Input material:
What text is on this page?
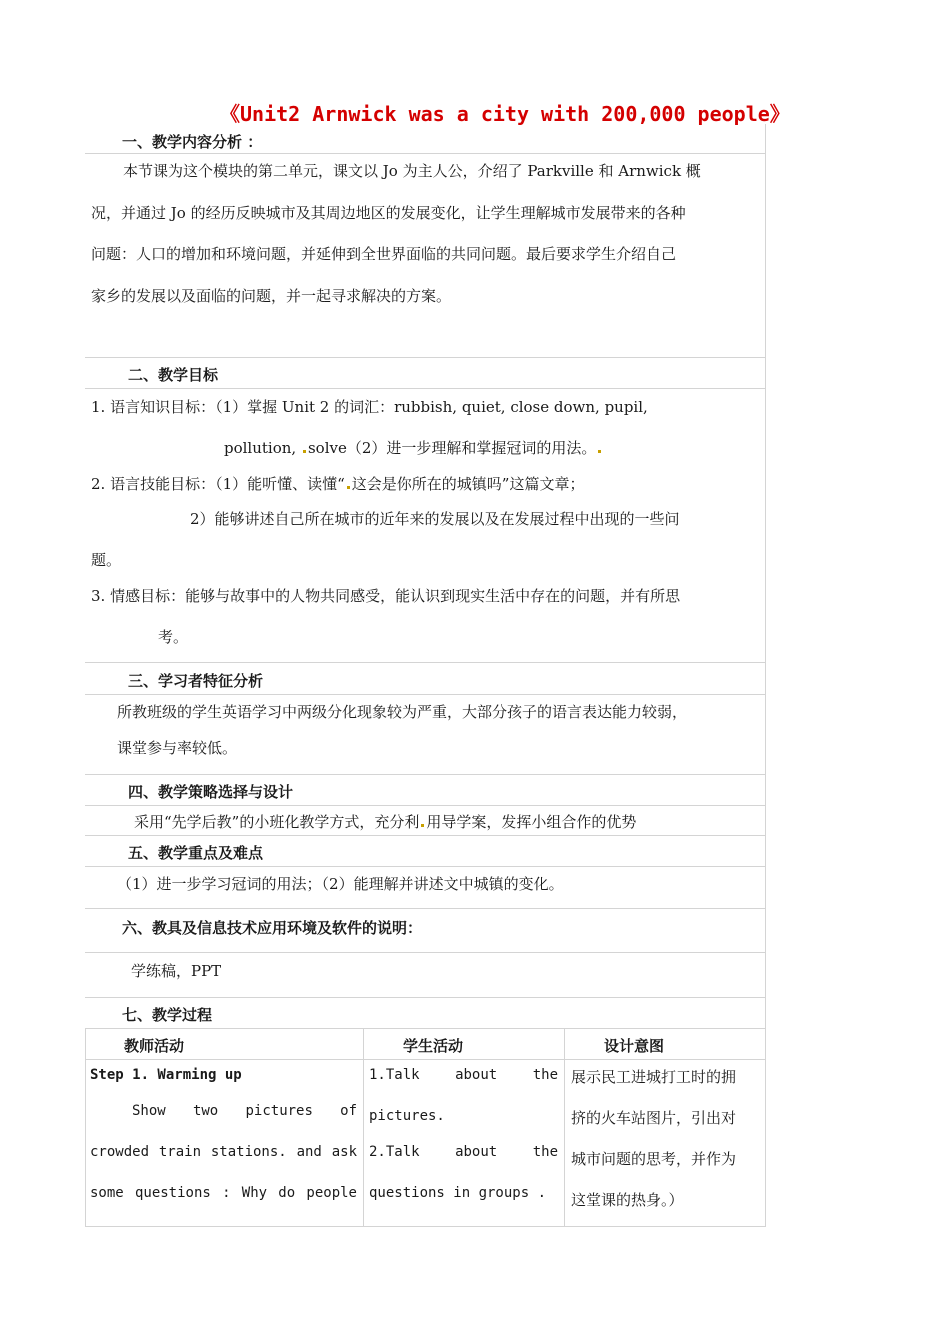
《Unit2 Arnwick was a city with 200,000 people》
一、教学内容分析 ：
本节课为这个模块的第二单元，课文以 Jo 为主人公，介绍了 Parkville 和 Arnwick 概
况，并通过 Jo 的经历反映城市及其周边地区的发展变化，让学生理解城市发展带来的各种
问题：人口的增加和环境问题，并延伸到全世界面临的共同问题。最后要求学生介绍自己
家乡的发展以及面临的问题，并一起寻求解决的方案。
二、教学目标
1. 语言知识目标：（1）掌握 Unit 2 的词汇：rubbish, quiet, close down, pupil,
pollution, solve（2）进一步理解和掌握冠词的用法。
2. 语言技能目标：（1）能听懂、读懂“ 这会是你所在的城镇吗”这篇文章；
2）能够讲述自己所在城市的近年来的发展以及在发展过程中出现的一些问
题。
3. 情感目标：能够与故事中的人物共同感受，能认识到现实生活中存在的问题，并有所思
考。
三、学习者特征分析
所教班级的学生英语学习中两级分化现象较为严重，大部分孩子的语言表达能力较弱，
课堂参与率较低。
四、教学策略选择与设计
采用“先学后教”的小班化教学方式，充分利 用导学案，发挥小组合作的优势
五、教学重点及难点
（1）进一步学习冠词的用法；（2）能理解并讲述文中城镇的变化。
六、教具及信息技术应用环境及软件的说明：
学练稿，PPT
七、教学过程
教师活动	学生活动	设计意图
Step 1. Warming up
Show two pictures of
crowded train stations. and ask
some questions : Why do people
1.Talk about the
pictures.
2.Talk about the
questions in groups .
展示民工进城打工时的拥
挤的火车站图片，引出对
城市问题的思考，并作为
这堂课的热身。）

==

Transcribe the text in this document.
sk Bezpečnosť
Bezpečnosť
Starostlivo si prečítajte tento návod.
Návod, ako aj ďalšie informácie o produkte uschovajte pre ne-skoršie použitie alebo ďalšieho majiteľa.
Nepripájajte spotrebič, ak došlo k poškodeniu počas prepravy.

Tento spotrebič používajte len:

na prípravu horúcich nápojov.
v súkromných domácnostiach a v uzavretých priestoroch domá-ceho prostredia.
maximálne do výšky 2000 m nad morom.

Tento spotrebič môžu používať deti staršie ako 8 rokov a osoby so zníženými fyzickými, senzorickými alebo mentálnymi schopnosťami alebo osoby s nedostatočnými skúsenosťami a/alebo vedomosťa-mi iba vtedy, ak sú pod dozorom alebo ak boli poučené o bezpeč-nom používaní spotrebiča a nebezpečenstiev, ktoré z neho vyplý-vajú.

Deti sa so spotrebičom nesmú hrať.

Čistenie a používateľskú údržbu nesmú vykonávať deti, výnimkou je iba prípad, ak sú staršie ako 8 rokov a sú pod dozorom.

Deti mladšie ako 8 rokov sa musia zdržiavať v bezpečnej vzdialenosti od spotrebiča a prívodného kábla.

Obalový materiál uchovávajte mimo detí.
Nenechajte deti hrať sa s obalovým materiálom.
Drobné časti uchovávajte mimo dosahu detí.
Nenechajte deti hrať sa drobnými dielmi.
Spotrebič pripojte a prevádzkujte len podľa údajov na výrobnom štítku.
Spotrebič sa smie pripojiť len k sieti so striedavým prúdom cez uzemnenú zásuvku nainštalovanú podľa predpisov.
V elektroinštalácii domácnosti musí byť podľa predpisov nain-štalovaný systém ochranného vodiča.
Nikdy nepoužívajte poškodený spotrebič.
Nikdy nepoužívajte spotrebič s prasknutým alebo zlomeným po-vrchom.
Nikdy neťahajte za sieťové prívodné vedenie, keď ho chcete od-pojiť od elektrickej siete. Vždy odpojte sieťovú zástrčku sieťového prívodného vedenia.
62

Instruction:
Check each line above for "detí" and return the ones that have it.

Reply to the task:
Obalový materiál uchovávajte mimo detí.
Drobné časti uchovávajte mimo dosahu detí.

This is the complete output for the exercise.